**SHORT PROBLEM**
Quote all of the data exactly as given. Skip every picture it contains.
Begin DATA IN THIS EXERCISE
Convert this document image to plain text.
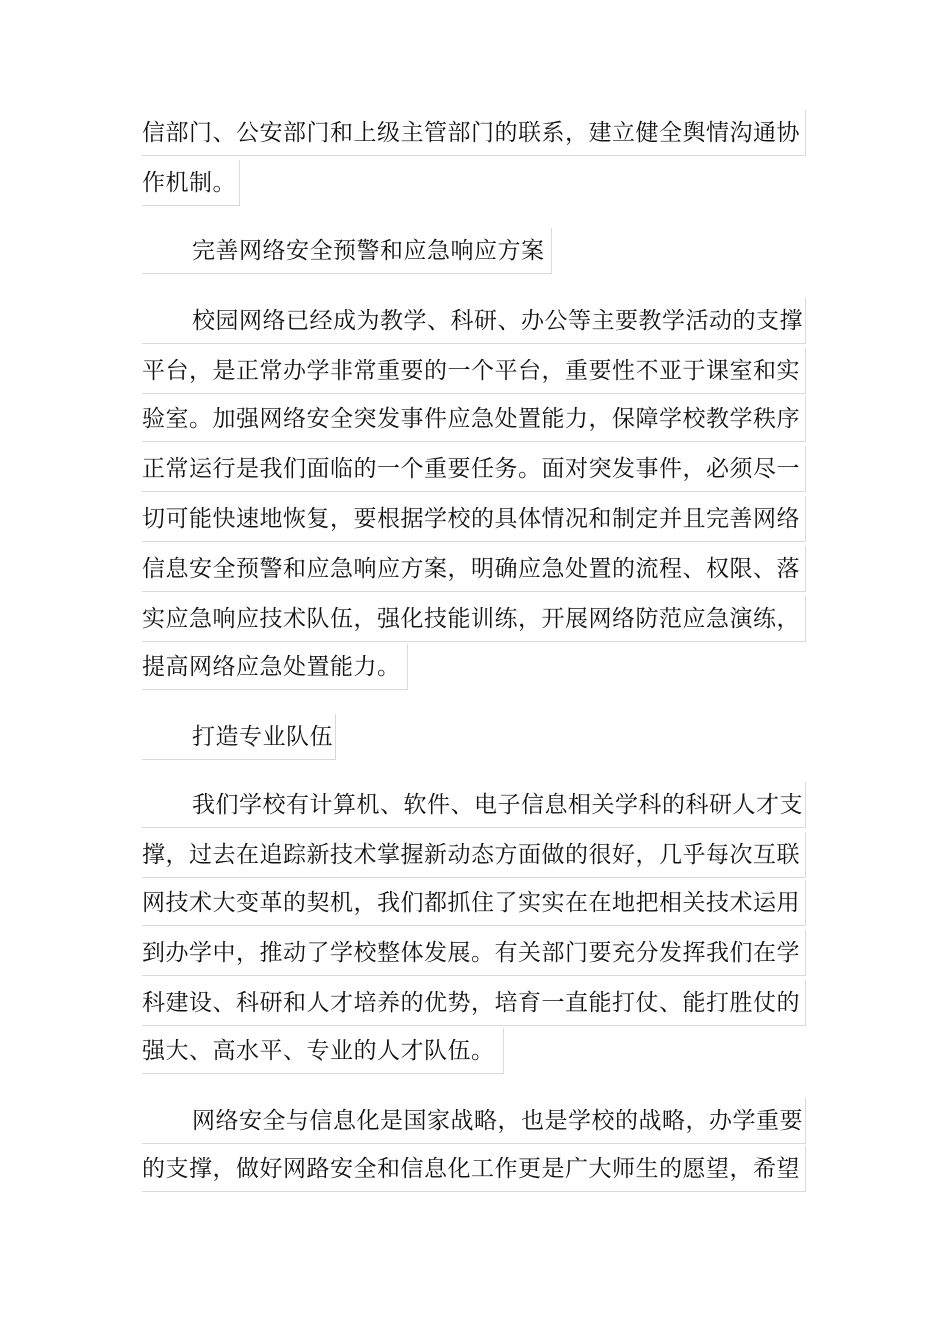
信部门、公安部门和上级主管部门的联系，建立健全舆情沟通协
作机制。
完善网络安全预警和应急响应方案
校园网络已经成为教学、科研、办公等主要教学活动的支撑
平台，是正常办学非常重要的一个平台，重要性不亚于课室和实
验室。加强网络安全突发事件应急处置能力，保障学校教学秩序
正常运行是我们面临的一个重要任务。面对突发事件，必须尽一
切可能快速地恢复，要根据学校的具体情况和制定并且完善网络
信息安全预警和应急响应方案，明确应急处置的流程、权限、落
实应急响应技术队伍，强化技能训练，开展网络防范应急演练，
提高网络应急处置能力。
打造专业队伍
我们学校有计算机、软件、电子信息相关学科的科研人才支
撑，过去在追踪新技术掌握新动态方面做的很好，几乎每次互联
网技术大变革的契机，我们都抓住了实实在在地把相关技术运用
到办学中，推动了学校整体发展。有关部门要充分发挥我们在学
科建设、科研和人才培养的优势，培育一直能打仗、能打胜仗的
强大、高水平、专业的人才队伍。
网络安全与信息化是国家战略，也是学校的战略，办学重要
的支撑，做好网路安全和信息化工作更是广大师生的愿望，希望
End DATA IN THIS EXERCISE
**OUTPUT OF THE EXERCISE**
Convert this document image to plain text.
信部门、公安部门和上级主管部门的联系，建立健全舆情沟通协
作机制。
完善网络安全预警和应急响应方案
校园网络已经成为教学、科研、办公等主要教学活动的支撑
平台，是正常办学非常重要的一个平台，重要性不亚于课室和实
验室。加强网络安全突发事件应急处置能力，保障学校教学秩序
正常运行是我们面临的一个重要任务。面对突发事件，必须尽一
切可能快速地恢复，要根据学校的具体情况和制定并且完善网络
信息安全预警和应急响应方案，明确应急处置的流程、权限、落
实应急响应技术队伍，强化技能训练，开展网络防范应急演练，
提高网络应急处置能力。
打造专业队伍
我们学校有计算机、软件、电子信息相关学科的科研人才支
撑，过去在追踪新技术掌握新动态方面做的很好，几乎每次互联
网技术大变革的契机，我们都抓住了实实在在地把相关技术运用
到办学中，推动了学校整体发展。有关部门要充分发挥我们在学
科建设、科研和人才培养的优势，培育一直能打仗、能打胜仗的
强大、高水平、专业的人才队伍。
网络安全与信息化是国家战略，也是学校的战略，办学重要
的支撑，做好网路安全和信息化工作更是广大师生的愿望，希望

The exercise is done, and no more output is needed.